**Task description:** From the entries below, gather every line containing the string "Gasto".

===

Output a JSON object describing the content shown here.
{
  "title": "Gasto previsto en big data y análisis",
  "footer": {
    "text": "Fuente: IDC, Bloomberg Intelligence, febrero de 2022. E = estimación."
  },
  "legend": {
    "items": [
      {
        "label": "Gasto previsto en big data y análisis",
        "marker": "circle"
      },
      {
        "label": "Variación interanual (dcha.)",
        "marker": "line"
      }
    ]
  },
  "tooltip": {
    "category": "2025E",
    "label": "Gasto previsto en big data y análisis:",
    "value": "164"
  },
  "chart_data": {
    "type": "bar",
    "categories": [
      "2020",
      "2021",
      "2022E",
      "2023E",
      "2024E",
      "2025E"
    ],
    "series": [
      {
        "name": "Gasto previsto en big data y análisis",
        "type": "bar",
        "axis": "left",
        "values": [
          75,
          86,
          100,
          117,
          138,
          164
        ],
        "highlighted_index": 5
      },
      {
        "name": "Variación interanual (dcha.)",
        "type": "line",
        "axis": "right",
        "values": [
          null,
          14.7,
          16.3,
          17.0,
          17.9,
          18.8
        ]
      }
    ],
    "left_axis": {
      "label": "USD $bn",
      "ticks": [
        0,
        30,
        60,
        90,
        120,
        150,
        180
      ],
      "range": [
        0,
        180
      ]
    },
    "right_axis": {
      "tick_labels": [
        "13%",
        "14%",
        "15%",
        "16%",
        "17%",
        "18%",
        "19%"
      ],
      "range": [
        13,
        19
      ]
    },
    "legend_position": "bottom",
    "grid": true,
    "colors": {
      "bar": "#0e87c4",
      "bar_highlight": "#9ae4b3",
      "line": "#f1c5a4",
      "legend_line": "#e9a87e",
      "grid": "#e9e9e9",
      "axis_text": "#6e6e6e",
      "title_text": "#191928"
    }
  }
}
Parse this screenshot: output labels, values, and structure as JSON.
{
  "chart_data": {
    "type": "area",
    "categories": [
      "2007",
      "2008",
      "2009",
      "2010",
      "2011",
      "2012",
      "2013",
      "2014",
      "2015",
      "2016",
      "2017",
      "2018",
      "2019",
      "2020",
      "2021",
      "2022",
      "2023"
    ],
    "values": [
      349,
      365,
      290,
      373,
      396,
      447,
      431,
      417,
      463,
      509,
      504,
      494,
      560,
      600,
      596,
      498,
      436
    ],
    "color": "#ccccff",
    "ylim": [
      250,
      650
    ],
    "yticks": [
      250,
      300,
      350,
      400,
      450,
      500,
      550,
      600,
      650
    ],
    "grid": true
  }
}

===

**Solution:**
  "title": "Gasto previsto en big data y análisis",
        "label": "Gasto previsto en big data y análisis",
    "label": "Gasto previsto en big data y análisis:",
        "name": "Gasto previsto en big data y análisis",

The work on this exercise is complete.